Copy each line of the entries beneath that contains the word "Cierre".

-- START Listed entries --

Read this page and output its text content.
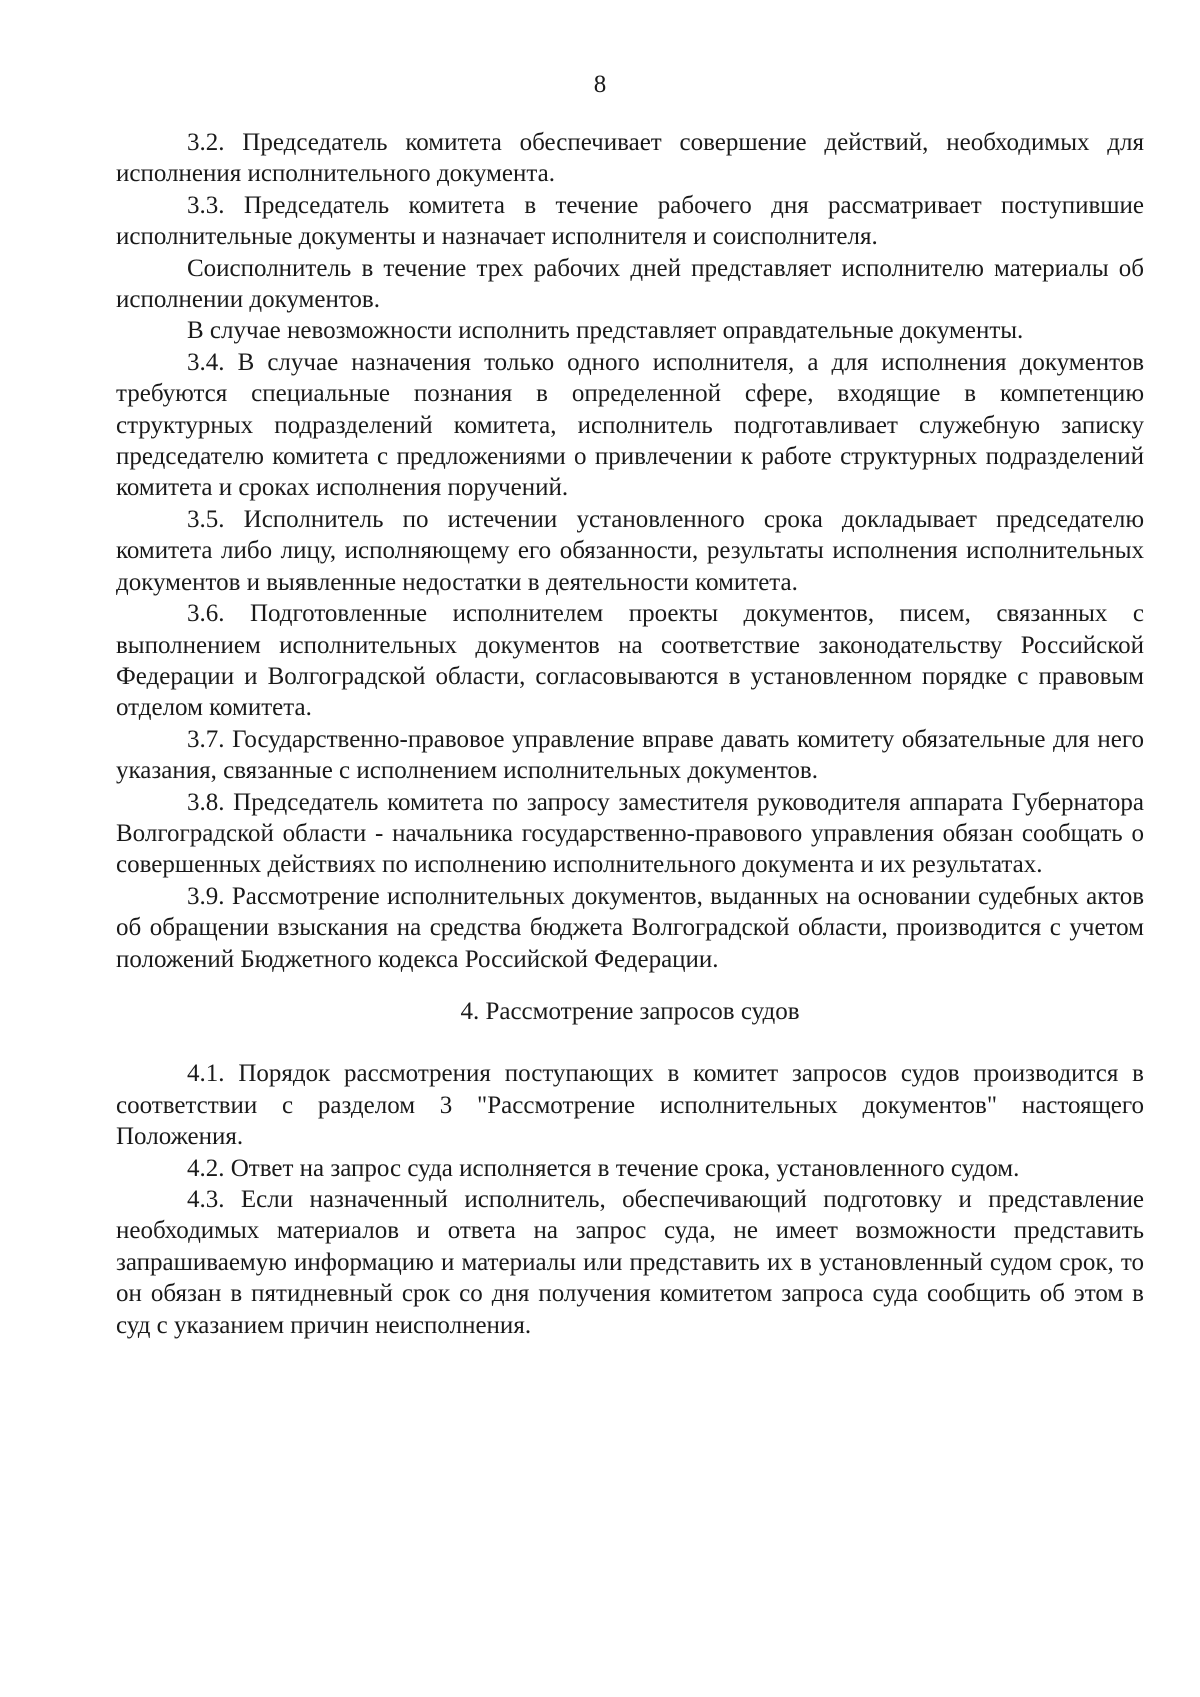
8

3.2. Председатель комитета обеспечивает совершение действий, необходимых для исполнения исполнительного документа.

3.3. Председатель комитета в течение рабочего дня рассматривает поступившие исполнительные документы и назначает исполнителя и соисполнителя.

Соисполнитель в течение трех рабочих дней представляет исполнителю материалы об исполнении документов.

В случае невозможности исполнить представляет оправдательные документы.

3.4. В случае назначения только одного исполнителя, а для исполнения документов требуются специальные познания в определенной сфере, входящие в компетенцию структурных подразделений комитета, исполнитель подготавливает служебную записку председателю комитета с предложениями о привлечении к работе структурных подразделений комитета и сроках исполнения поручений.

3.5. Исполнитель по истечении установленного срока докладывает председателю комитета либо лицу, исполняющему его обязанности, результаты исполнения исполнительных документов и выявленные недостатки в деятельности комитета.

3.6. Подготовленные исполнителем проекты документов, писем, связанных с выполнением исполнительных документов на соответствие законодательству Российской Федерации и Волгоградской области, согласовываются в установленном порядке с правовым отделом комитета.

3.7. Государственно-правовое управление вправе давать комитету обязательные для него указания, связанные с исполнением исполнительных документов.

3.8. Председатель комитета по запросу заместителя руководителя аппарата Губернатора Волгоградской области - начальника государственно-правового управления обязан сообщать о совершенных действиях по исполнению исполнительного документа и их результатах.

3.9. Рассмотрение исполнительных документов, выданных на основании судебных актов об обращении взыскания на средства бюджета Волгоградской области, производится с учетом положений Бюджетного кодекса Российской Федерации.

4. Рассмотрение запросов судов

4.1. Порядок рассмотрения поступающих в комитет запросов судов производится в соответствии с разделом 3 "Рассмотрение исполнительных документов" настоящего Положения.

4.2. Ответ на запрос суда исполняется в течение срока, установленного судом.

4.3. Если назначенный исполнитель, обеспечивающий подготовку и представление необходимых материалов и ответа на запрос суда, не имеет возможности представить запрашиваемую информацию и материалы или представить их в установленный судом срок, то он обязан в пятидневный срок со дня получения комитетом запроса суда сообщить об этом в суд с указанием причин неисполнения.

-- END Listed entries --
-- START Listed entries --

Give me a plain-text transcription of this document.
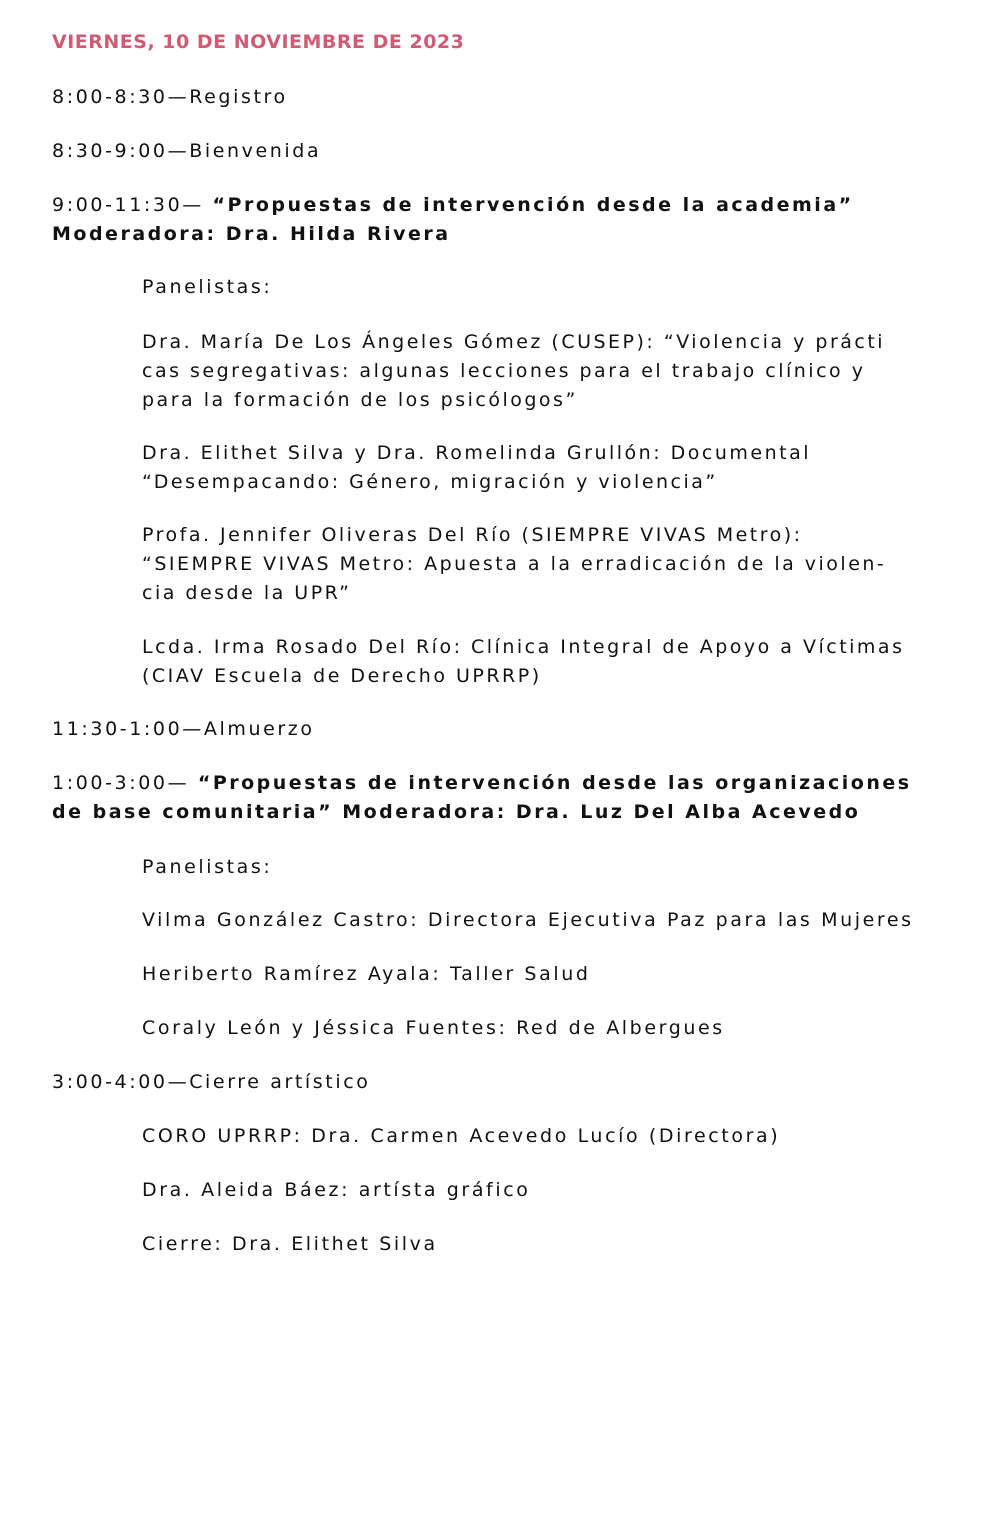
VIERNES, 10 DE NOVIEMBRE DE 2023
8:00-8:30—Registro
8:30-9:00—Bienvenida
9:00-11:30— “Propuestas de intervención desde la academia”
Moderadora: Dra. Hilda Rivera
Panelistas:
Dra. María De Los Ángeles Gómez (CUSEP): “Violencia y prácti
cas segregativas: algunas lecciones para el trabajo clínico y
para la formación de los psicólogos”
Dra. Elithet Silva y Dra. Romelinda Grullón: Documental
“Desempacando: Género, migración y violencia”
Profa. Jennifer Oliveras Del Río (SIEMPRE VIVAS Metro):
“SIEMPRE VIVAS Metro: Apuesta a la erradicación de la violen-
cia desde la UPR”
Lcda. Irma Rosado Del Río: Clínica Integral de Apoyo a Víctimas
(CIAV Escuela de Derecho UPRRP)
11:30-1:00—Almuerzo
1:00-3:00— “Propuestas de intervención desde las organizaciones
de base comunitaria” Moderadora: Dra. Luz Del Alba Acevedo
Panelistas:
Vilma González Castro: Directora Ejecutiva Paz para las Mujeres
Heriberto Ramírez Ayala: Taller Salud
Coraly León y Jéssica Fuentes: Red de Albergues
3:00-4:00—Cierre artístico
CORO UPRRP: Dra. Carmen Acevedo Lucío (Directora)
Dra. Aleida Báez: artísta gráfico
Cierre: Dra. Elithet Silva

-- END Listed entries --
-- START Listed entries --

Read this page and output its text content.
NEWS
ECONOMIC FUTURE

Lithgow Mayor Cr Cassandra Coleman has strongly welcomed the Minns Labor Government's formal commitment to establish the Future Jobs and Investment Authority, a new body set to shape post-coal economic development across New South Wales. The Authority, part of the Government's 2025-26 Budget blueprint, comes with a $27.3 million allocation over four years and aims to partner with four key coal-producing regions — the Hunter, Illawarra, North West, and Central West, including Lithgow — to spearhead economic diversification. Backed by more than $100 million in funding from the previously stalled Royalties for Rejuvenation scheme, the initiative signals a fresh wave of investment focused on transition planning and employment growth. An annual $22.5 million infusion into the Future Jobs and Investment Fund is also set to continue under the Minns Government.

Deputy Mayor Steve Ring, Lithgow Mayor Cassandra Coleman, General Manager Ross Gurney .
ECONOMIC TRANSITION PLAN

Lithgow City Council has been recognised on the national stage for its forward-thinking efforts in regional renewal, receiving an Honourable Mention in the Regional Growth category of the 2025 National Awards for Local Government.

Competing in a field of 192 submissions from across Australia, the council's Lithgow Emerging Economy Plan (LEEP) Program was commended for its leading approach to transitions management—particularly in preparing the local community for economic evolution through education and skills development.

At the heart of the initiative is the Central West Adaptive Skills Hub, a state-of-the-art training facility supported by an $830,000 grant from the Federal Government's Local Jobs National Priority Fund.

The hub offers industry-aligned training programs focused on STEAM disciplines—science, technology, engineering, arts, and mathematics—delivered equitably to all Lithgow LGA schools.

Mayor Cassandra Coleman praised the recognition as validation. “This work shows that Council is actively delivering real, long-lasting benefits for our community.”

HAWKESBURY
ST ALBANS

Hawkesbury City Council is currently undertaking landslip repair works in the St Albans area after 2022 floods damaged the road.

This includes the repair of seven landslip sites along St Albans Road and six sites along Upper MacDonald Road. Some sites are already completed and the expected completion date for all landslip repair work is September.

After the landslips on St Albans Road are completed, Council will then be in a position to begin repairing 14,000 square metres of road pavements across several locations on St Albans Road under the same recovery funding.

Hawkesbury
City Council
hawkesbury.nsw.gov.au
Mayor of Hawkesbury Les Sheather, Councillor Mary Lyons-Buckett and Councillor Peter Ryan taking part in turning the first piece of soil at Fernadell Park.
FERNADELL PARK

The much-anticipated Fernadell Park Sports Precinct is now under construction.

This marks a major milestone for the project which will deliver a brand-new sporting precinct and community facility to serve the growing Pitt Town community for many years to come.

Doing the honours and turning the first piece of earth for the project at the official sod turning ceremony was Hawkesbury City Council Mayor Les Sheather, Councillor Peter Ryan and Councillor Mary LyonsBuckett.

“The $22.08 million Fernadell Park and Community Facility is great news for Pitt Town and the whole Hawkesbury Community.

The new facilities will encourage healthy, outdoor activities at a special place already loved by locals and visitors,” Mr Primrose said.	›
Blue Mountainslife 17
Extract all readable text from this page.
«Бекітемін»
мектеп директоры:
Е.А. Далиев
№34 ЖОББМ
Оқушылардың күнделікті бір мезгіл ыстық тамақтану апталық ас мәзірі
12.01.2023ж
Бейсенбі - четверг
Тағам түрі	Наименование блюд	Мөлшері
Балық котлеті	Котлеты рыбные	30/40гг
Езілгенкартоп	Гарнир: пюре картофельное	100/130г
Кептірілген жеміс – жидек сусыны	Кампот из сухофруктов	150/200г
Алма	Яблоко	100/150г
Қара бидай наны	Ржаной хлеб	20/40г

-- END Listed entries --

▸ Answer for this exercise
3:00-4:00—Cierre artístico
Cierre: Dra. Elithet Silva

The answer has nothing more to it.